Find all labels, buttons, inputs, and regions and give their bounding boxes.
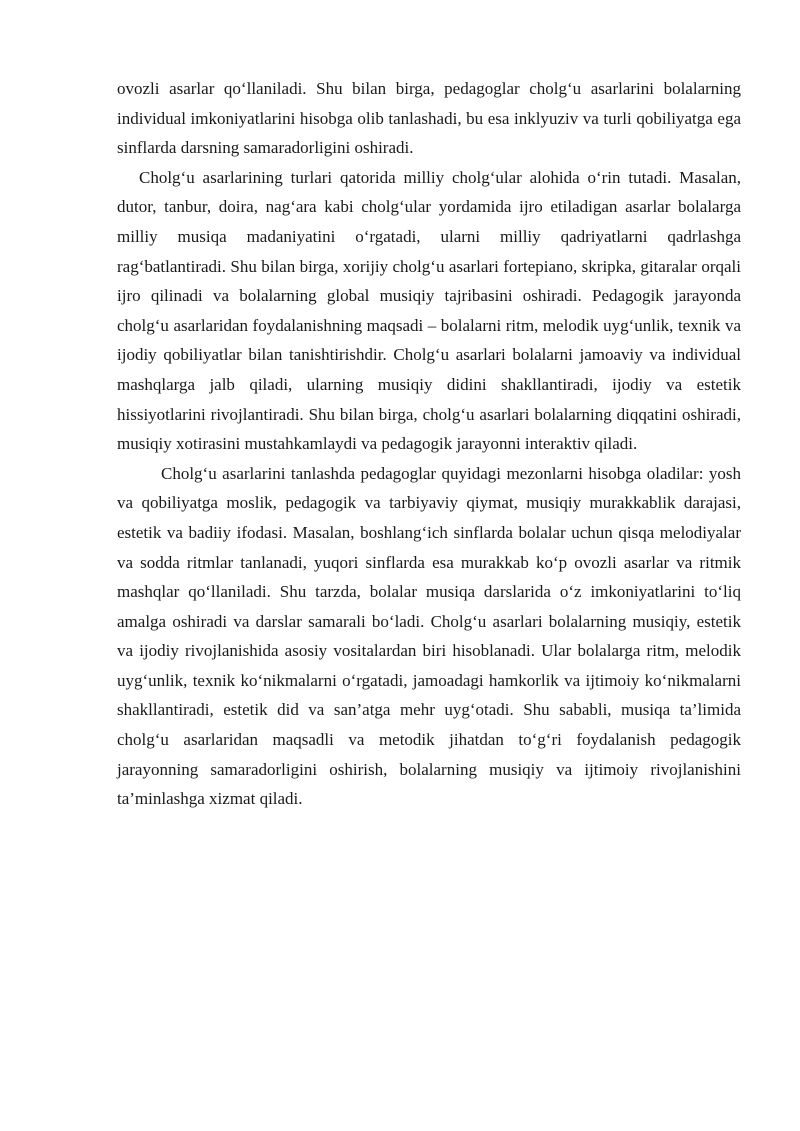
paragraph-selection-criteria: Cholg‘u asarlarini tanlashda pedagoglar quyidagi mezonlarni hisobga oladilar: yosh va qobiliyatga moslik, pedagogik va tarbiyaviy qiymat, musiqiy murakkablik darajasi, estetik va badiiy ifodasi. Masalan, boshlang‘ich sinflarda bolalar uchun qisqa melodiyalar va sodda ritmlar tanlanadi, yuqori sinflarda esa murakkab ko‘p ovozli asarlar va ritmik mashqlar qo‘llaniladi. Shu tarzda, bolalar musiqa darslarida o‘z imkoniyatlarini to‘liq amalga oshiradi va darslar samarali bo‘ladi. Cholg‘u asarlari bolalarning musiqiy, estetik va ijodiy rivojlanishida asosiy vositalardan biri hisoblanadi. Ular bolalarga ritm, melodik uyg‘unlik, texnik ko‘nikmalarni o‘rgatadi, jamoadagi hamkorlik va ijtimoiy ko‘nikmalarni shakllantiradi, estetik did va san’atga mehr uyg‘otadi. Shu sababli, musiqa ta’limida cholg‘u asarlaridan maqsadli va metodik jihatdan to‘g‘ri foydalanish pedagogik jarayonning samaradorligini oshirish, bolalarning musiqiy va ijtimoiy rivojlanishini ta’minlashga xizmat qiladi. [117,463,741,809]
paragraph-national-instruments: Cholg‘u asarlarining turlari qatorida milliy cholg‘ular alohida o‘rin tutadi. Masalan, dutor, tanbur, doira, nag‘ara kabi cholg‘ular yordamida ijro etiladigan asarlar bolalarga milliy musiqa madaniyatini o‘rgatadi, ularni milliy qadriyatlarni qadrlashga rag‘batlantiradi. Shu bilan birga, xorijiy cholg‘u asarlari fortepiano, skripka, gitaralar orqali ijro qilinadi va bolalarning global musiqiy tajribasini oshiradi. Pedagogik jarayonda cholg‘u asarlaridan foydalanishning maqsadi – bolalarni ritm, melodik uyg‘unlik, texnik va ijodiy qobiliyatlar bilan tanishtirishdir. Cholg‘u asarlari bolalarni jamoaviy va individual mashqlarga jalb qiladi, ularning musiqiy didini shakllantiradi, ijodiy va estetik hissiyotlarini rivojlantiradi. Shu bilan birga, cholg‘u asarlari bolalarning diqqatini oshiradi, musiqiy xotirasini mustahkamlaydi va pedagogik jarayonni interaktiv qiladi. [117,167,741,454]
paragraph-continuation: ovozli asarlar qo‘llaniladi. Shu bilan birga, pedagoglar cholg‘u asarlarini bolalarning individual imkoniyatlarini hisobga olib tanlashadi, bu esa inklyuziv va turli qobiliyatga ega sinflarda darsning samaradorligini oshiradi. [117,79,741,158]
document-body [117,74,741,814]
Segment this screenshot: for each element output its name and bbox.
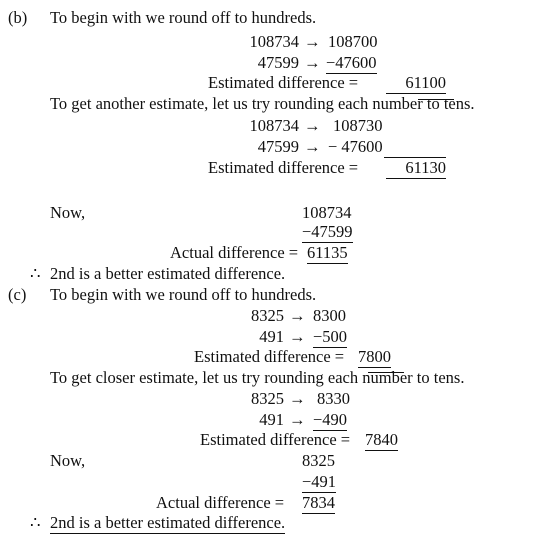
part-c-actual-value: 7834	[302, 493, 335, 512]
arrow-icon: →	[304, 116, 321, 135]
overline-mark	[368, 372, 404, 373]
part-b-actual-label: Actual difference =	[170, 243, 299, 262]
part-b-label: (b)	[8, 8, 28, 27]
part-c-actual-top: 8325	[302, 451, 335, 470]
part-b-h-row2-left: 47599	[257, 53, 299, 72]
part-c-h-est-value: 7800	[358, 347, 391, 366]
part-b-tens-intro: To get another estimate, let us try rounding each number to tens.	[50, 94, 475, 113]
part-b-actual-top: 108734	[302, 203, 352, 222]
part-b-conclusion: 2nd is a better estimated difference.	[50, 264, 286, 283]
part-b-t-row2-left: 47599	[257, 137, 299, 156]
part-b-h-row1-right: 108700	[328, 32, 378, 51]
arrow-icon: →	[289, 389, 306, 408]
arrow-icon: →	[304, 137, 321, 156]
arrow-icon: →	[304, 32, 321, 51]
part-c-h-row2-left: 491	[259, 327, 284, 346]
part-c-now-label: Now,	[50, 451, 86, 470]
part-b-h-est-value: 61100	[386, 73, 446, 94]
part-c-h-row1-left: 8325	[251, 306, 284, 325]
part-b-actual-value: 61135	[307, 243, 348, 262]
part-c-t-row2-left: 491	[259, 410, 284, 429]
part-c-t-row2-right: −490	[313, 410, 348, 429]
part-c-actual-sub: −491	[302, 472, 337, 491]
part-c-h-row2-right: −500	[313, 327, 348, 346]
part-b-t-est-label: Estimated difference =	[208, 158, 359, 177]
arrow-icon: →	[289, 306, 306, 325]
part-c-intro: To begin with we round off to hundreds.	[50, 285, 317, 304]
part-c-tens-intro: To get closer estimate, let us try rounding each number to tens.	[50, 368, 465, 387]
part-c-h-row1-right: 8300	[313, 306, 346, 325]
part-c-t-row1-left: 8325	[251, 389, 284, 408]
arrow-icon: →	[289, 410, 306, 429]
part-c-t-est-value: 7840	[365, 430, 398, 449]
part-b-h-est-label: Estimated difference =	[208, 73, 359, 92]
part-b-now-label: Now,	[50, 203, 86, 222]
part-c-t-row1-right: 8330	[317, 389, 350, 408]
part-c-conclusion: 2nd is a better estimated difference.	[50, 513, 286, 532]
part-b-intro: To begin with we round off to hundreds.	[50, 8, 317, 27]
therefore-icon: ∴	[30, 264, 41, 283]
part-b-h-row2-right: −47600	[326, 53, 377, 72]
part-b-t-row1-left: 108734	[249, 116, 299, 135]
part-b-h-row1-left: 108734	[249, 32, 299, 51]
part-c-h-est-label: Estimated difference =	[194, 347, 345, 366]
part-b-t-est-value: 61130	[386, 158, 446, 179]
arrow-icon: →	[304, 53, 321, 72]
part-b-t-row1-right: 108730	[333, 116, 383, 135]
part-b-actual-sub: −47599	[302, 222, 353, 241]
part-c-t-est-label: Estimated difference =	[200, 430, 351, 449]
arrow-icon: →	[289, 327, 306, 346]
therefore-icon: ∴	[30, 513, 41, 532]
part-c-actual-label: Actual difference =	[156, 493, 285, 512]
part-c-label: (c)	[8, 285, 27, 304]
part-b-t-row2-right: − 47600	[328, 137, 383, 156]
overline-mark	[418, 99, 454, 100]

--*--

Your objective | Format the lines starting at the one containing "493, 335, 512]" and ending at the one containing "347, 391, 366]" as a Markdown table with two columns, Nr for the line number and Line for the text. Leave out blank lines.

Task response |
| Nr | Line |
|---|---|
| 1 | part-c-actual-value: 7834	[302, 493, 335, 512] |
| 2 | arrow-icon: →	[304, 116, 321, 135] |
| 3 | overline-mark	[368, 372, 404, 373] |
| 4 | part-b-actual-label: Actual difference =	[170, 243, 299, 262] |
| 5 | part-b-label: (b)	[8, 8, 28, 27] |
| 6 | part-c-actual-top: 8325	[302, 451, 335, 470] |
| 7 | part-b-h-row2-left: 47599	[257, 53, 299, 72] |
| 8 | part-c-h-est-value: 7800	[358, 347, 391, 366] |